(Entries with figure data)

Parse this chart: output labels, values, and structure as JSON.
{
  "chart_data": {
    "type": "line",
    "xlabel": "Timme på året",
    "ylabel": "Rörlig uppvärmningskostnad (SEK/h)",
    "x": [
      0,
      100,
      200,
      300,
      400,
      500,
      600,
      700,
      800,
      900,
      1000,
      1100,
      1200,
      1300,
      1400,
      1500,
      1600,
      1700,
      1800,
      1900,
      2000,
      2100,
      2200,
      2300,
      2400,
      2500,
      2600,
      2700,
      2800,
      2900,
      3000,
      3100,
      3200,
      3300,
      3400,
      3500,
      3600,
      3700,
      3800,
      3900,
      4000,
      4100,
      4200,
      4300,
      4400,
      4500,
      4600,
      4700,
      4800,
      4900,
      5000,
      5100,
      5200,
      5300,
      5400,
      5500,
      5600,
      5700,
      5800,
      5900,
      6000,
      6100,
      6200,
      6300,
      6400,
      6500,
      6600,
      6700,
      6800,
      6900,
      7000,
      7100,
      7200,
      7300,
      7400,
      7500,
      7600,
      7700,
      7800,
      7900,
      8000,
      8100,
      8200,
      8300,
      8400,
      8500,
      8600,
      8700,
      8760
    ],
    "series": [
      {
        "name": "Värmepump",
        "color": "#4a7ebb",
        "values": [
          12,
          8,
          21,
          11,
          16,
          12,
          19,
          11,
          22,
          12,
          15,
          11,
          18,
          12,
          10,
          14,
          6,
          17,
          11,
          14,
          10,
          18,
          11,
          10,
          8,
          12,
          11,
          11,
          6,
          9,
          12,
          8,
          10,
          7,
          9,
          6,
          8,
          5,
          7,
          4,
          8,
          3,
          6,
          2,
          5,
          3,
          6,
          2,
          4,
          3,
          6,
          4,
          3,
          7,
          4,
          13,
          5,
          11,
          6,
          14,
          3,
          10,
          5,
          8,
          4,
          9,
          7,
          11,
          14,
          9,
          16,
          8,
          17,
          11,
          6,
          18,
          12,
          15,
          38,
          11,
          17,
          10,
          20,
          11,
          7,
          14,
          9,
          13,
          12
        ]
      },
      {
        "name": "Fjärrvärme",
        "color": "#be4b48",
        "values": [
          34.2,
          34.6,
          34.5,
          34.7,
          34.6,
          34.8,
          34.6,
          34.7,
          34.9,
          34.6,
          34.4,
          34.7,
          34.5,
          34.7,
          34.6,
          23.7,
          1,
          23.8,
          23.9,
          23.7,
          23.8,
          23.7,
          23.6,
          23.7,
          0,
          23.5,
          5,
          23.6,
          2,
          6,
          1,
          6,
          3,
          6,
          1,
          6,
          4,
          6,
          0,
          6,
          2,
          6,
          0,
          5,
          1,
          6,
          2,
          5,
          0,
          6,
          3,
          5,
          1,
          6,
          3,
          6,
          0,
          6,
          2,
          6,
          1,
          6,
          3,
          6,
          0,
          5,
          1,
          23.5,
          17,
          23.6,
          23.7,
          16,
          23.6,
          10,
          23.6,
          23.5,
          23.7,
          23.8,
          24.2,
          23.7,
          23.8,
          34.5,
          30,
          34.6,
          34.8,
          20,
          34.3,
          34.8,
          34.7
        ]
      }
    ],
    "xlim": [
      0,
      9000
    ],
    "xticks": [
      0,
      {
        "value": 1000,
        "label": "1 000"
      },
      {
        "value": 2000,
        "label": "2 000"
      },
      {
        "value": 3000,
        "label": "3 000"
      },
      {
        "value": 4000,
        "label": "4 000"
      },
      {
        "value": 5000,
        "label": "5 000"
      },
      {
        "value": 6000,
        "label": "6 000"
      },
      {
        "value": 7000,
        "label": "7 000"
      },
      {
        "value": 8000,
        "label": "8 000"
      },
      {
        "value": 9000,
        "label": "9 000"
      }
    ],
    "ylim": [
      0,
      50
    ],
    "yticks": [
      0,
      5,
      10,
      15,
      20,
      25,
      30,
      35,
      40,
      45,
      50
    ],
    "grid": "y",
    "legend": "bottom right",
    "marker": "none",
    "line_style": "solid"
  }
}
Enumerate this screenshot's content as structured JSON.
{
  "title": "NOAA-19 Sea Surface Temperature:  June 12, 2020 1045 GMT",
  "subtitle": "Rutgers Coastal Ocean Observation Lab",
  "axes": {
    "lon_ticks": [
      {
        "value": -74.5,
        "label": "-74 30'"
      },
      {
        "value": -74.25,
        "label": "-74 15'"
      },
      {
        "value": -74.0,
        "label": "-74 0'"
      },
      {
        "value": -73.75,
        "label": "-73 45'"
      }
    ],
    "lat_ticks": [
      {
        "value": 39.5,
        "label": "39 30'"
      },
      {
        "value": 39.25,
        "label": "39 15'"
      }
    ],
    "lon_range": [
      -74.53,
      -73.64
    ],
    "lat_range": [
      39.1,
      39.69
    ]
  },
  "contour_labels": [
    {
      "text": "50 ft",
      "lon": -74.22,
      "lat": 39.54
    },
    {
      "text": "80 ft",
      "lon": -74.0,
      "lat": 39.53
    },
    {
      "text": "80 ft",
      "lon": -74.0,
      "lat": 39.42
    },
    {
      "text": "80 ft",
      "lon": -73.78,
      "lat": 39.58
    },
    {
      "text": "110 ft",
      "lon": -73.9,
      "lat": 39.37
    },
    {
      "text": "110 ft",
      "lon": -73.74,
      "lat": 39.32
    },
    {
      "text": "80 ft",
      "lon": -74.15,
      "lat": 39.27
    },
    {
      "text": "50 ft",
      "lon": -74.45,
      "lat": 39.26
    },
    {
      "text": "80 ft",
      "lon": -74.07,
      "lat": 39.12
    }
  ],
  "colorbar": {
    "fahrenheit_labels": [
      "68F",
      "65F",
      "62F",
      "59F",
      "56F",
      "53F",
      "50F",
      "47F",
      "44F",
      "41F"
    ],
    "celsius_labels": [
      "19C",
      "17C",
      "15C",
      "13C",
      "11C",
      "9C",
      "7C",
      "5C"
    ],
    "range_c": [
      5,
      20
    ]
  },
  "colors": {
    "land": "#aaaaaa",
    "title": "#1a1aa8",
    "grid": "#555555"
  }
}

§ Stated problem:
Review the material and copy each line in which the word "JSON" appears.

§ Solution to the problem:
Parse this chart: output labels, values, and structure as JSON.
Enumerate this screenshot's content as structured JSON.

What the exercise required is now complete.